(Problem requirements)
Read the listing and extract each line that includes the word "State".

——————

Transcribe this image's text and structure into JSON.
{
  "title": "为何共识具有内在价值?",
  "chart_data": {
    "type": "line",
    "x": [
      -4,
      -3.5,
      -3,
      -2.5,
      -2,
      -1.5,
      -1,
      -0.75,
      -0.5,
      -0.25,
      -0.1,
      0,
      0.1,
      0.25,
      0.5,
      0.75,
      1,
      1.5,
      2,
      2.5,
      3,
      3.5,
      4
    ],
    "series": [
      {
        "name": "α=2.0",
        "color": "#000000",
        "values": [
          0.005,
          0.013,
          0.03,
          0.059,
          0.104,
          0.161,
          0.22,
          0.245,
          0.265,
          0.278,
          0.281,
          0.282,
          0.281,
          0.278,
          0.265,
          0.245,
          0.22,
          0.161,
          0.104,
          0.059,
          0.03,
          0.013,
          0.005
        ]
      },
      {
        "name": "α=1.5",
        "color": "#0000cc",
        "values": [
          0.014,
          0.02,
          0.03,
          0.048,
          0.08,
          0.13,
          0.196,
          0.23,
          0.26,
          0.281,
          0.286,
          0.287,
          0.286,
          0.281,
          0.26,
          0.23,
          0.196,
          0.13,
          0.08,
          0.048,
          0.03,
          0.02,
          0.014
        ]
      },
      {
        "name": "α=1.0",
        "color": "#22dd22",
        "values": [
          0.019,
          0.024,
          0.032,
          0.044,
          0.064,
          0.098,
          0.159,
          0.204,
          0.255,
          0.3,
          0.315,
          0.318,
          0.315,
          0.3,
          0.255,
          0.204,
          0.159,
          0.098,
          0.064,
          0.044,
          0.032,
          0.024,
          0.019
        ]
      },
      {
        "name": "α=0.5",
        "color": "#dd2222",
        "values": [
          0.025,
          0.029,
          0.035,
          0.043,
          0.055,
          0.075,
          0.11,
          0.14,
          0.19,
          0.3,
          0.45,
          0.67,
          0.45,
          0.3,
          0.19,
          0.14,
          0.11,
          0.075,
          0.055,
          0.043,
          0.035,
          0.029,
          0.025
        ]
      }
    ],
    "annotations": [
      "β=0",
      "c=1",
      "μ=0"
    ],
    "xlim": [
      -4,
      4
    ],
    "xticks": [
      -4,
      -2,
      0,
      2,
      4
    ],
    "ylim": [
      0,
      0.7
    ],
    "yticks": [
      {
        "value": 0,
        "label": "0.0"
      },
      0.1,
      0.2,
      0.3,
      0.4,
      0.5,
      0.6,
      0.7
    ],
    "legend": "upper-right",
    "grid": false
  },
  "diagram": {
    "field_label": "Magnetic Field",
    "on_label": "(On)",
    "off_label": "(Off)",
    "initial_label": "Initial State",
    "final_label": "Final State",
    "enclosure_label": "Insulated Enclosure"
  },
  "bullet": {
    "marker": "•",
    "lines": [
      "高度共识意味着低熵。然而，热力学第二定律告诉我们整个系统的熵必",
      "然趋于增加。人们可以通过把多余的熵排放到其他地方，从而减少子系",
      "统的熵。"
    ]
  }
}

——————

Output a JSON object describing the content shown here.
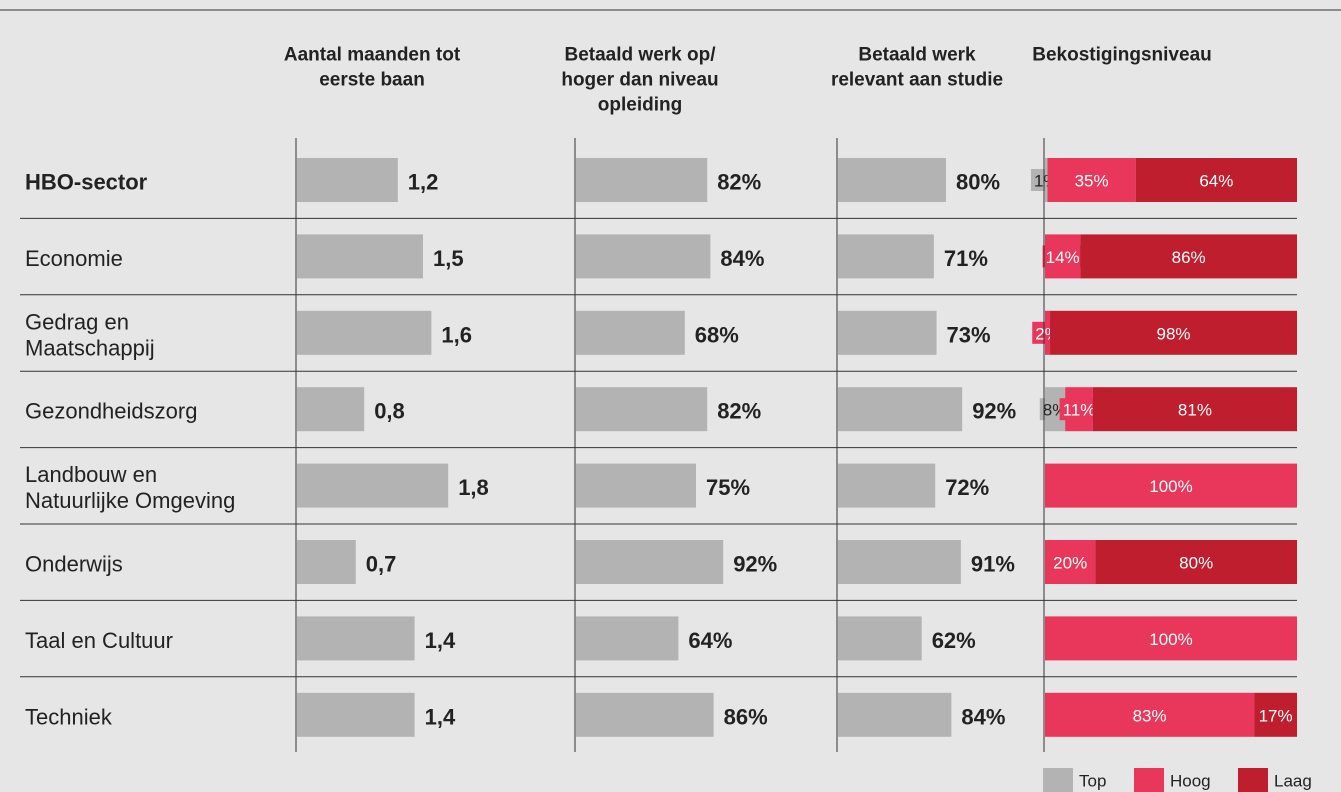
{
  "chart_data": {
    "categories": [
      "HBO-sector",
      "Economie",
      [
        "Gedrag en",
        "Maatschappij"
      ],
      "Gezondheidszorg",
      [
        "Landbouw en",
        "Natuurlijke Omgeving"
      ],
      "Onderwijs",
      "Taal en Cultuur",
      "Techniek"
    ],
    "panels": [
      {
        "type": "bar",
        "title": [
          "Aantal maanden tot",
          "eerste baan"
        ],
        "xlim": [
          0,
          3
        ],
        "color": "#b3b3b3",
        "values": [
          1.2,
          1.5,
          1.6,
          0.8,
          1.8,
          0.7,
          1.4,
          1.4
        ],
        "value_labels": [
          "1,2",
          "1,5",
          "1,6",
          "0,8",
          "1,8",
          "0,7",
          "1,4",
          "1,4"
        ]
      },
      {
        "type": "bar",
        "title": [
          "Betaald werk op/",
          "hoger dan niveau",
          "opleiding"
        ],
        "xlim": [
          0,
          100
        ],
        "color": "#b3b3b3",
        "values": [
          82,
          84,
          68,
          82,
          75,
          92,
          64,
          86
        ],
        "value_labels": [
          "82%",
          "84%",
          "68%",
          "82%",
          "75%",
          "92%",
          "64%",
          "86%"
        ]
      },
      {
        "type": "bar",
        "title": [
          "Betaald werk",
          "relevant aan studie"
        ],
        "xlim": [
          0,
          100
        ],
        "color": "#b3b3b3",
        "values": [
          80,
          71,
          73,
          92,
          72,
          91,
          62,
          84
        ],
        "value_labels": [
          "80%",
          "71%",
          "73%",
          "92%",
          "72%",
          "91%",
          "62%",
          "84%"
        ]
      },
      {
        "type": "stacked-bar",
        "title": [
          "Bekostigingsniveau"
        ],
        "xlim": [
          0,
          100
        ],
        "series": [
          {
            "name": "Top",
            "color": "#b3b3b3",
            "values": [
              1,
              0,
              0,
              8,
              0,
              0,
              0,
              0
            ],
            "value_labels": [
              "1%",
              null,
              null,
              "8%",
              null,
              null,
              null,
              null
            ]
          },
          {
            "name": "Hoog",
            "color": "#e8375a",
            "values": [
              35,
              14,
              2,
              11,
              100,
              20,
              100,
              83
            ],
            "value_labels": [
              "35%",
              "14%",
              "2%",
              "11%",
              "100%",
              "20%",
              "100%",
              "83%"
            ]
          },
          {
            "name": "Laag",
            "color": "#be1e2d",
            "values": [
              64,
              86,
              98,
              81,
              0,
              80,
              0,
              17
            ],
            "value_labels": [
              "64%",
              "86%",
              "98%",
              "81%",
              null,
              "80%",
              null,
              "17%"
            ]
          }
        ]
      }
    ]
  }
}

——————

(Written solution)
    "initial_label": "Initial State",
    "final_label": "Final State",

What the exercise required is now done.